++++ Supplied data ++++
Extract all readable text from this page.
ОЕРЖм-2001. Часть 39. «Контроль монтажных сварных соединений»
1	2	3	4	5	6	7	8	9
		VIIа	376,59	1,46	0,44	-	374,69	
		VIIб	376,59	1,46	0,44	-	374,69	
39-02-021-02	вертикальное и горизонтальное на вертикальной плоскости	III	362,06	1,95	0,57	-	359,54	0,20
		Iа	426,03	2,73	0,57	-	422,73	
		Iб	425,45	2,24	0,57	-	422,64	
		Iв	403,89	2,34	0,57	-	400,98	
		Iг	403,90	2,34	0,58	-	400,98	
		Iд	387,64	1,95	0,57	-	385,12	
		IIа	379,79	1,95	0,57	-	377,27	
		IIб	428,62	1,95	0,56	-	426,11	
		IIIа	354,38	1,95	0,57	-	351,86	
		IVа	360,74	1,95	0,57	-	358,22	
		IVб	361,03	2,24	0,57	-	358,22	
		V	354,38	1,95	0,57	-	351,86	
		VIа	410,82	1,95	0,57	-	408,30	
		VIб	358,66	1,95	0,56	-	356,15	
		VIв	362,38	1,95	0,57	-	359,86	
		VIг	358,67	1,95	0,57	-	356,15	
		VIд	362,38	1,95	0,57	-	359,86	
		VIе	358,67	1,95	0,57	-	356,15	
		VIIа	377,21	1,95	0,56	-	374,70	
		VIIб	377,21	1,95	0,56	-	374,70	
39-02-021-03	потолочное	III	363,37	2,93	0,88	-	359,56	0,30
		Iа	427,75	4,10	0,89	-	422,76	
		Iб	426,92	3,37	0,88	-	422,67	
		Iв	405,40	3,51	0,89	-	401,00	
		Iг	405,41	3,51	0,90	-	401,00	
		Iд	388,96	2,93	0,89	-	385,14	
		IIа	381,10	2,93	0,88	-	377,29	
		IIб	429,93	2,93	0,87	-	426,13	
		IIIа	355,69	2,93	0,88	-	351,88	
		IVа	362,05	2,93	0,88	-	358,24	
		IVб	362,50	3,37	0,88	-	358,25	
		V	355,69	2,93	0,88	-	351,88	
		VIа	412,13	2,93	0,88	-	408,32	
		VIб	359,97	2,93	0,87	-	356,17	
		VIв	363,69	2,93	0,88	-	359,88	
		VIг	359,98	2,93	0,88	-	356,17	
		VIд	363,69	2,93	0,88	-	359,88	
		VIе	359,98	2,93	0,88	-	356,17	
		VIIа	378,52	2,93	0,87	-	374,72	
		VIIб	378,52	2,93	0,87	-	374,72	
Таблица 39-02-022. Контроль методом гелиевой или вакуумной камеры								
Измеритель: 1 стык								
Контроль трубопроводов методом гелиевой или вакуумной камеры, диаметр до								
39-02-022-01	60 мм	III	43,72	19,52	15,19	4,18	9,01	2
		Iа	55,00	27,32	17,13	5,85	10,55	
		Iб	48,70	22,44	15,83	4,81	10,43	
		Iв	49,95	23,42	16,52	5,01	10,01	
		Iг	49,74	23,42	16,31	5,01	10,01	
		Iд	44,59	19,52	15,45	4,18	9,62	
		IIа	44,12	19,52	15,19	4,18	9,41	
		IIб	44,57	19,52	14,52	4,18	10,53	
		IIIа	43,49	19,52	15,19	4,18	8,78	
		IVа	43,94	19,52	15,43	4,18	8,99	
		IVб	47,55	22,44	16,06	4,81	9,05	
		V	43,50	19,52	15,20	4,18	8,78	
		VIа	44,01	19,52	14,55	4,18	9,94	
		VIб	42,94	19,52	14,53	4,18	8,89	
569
++++
What this task involves: Using the records above, pull out each line where the word "Контроль" occurs.

Result of this exercise:
ОЕРЖм-2001. Часть 39. «Контроль монтажных сварных соединений»
Таблица 39-02-022. Контроль методом гелиевой или вакуумной камеры								
Контроль трубопроводов методом гелиевой или вакуумной камеры, диаметр до								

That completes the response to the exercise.